Set problem
Gather, from the data below, each line in which the word "title" occurs.

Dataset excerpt
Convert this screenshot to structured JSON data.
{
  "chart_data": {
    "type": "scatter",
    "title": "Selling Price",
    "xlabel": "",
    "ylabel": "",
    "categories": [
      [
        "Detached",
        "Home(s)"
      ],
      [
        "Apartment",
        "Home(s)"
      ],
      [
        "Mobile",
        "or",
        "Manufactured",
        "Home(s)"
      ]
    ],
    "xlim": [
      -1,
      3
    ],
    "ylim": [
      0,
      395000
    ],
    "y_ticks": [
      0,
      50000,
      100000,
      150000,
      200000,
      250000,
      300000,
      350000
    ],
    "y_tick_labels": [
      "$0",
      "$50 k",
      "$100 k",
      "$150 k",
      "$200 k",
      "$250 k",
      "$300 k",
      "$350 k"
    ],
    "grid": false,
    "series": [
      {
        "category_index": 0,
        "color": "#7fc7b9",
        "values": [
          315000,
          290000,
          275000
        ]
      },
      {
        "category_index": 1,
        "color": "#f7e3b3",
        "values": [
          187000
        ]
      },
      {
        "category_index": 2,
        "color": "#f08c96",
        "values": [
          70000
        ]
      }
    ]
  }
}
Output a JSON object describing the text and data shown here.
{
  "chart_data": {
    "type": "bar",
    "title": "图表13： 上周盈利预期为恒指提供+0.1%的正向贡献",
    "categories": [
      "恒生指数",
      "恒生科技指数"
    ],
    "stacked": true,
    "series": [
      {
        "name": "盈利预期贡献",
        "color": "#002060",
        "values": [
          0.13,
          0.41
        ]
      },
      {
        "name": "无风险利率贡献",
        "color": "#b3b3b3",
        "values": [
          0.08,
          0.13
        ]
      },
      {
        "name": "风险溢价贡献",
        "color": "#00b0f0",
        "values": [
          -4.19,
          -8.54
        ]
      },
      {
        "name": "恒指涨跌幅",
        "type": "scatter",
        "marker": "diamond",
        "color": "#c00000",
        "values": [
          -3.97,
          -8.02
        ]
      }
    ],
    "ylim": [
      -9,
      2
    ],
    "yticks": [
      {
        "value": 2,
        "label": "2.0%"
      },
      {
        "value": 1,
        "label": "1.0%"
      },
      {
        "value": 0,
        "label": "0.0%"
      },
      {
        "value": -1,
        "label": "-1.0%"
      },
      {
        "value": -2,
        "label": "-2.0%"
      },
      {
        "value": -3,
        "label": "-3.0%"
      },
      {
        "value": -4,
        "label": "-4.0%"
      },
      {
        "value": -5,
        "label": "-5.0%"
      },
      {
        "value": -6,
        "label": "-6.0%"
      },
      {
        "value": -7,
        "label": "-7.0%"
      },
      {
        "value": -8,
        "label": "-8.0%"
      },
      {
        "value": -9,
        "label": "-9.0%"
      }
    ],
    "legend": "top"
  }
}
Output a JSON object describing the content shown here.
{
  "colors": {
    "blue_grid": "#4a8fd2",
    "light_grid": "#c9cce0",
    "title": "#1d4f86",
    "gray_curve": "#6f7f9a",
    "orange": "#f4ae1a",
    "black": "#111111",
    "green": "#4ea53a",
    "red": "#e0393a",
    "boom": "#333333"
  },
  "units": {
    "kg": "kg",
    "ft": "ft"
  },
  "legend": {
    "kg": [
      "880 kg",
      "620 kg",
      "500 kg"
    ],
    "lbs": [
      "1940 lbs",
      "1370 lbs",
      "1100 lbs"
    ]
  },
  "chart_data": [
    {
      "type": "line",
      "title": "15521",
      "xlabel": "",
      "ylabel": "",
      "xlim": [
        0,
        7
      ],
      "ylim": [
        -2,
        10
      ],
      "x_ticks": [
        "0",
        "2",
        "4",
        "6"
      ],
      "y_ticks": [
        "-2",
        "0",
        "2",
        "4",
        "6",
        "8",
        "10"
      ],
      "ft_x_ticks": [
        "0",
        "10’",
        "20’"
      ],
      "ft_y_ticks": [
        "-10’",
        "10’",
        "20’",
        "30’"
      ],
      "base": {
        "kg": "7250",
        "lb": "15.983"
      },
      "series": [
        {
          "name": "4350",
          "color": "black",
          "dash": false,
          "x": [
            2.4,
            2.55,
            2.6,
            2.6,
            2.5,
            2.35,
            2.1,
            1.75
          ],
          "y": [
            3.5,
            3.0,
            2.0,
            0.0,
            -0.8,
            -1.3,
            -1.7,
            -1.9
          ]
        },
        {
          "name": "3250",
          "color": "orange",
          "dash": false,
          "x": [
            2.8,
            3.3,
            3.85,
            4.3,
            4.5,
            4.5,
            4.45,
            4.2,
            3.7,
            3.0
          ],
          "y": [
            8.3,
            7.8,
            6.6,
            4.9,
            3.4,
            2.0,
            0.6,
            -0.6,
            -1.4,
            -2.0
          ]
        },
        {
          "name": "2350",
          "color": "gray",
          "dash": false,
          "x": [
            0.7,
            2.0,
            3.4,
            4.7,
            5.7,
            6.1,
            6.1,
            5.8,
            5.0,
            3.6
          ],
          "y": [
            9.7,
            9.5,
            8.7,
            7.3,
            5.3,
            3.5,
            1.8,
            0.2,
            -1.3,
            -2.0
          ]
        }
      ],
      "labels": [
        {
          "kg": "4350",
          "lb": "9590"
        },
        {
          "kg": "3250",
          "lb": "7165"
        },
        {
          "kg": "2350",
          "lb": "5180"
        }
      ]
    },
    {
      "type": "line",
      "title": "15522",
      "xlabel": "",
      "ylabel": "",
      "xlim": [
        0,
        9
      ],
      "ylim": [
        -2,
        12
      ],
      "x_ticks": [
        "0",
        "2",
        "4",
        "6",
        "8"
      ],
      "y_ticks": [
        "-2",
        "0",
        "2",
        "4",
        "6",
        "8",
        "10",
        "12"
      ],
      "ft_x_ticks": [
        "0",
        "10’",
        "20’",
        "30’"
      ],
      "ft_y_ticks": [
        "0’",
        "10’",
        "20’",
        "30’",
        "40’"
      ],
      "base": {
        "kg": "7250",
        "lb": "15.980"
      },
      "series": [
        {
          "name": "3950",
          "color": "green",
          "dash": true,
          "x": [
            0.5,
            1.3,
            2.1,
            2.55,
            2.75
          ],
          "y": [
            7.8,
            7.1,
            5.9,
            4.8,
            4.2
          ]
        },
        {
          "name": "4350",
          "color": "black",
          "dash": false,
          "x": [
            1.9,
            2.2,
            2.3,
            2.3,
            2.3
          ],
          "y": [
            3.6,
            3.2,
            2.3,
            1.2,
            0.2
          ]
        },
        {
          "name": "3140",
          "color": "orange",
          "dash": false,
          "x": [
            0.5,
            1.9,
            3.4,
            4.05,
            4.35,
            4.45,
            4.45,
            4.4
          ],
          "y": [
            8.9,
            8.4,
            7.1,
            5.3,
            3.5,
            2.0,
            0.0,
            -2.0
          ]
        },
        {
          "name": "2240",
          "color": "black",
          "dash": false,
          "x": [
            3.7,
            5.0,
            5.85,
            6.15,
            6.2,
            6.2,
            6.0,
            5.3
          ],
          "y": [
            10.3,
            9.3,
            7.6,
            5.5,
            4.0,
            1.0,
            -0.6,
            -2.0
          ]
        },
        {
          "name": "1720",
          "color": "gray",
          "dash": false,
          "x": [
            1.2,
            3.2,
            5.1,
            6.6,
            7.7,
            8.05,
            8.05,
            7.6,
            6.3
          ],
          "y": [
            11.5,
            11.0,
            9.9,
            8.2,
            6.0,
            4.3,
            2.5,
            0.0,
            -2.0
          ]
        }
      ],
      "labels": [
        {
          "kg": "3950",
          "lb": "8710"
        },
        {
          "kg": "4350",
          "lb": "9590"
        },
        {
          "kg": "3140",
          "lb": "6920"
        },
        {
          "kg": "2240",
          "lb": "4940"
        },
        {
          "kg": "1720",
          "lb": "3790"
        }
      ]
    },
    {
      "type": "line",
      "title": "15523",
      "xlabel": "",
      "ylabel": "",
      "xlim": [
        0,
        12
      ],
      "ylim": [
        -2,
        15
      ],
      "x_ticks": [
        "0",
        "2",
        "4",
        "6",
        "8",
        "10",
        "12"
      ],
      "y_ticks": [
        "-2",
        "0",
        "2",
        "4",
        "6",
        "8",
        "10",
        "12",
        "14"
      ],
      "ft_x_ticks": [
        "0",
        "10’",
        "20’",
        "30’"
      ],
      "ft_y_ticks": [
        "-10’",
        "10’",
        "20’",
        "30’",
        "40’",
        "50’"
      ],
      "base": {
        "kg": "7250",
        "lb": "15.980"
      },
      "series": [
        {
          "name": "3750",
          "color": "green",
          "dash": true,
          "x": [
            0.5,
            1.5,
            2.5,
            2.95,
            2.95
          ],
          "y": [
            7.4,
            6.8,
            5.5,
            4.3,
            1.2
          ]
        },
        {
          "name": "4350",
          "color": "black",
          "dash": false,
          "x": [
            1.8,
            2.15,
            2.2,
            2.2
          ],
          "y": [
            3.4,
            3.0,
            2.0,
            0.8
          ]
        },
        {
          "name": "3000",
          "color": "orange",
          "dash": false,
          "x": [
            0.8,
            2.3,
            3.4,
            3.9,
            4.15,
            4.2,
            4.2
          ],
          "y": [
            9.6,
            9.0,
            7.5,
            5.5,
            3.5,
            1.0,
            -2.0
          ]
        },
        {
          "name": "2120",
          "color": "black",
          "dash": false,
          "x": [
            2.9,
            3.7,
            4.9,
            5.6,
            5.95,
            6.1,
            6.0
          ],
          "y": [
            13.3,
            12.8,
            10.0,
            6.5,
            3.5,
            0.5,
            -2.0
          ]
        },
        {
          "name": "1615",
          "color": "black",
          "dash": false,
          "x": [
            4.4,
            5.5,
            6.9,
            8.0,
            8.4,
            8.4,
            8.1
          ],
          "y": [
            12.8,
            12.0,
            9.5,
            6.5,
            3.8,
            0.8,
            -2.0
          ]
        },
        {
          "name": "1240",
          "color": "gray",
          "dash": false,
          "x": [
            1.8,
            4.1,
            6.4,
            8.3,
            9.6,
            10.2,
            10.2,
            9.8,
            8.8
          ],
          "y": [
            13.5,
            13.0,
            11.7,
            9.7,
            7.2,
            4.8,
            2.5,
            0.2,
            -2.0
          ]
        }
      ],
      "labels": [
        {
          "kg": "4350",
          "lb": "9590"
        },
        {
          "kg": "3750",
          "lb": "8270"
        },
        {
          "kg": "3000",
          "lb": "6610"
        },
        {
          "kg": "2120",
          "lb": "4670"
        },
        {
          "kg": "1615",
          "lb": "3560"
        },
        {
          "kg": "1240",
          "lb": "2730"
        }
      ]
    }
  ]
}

Output of the task
    "title": "Selling Price",
    "title": "图表13： 上周盈利预期为恒指提供+0.1%的正向贡献",
    "title": "#1d4f86",
      "title": "15521",
      "title": "15522",
      "title": "15523",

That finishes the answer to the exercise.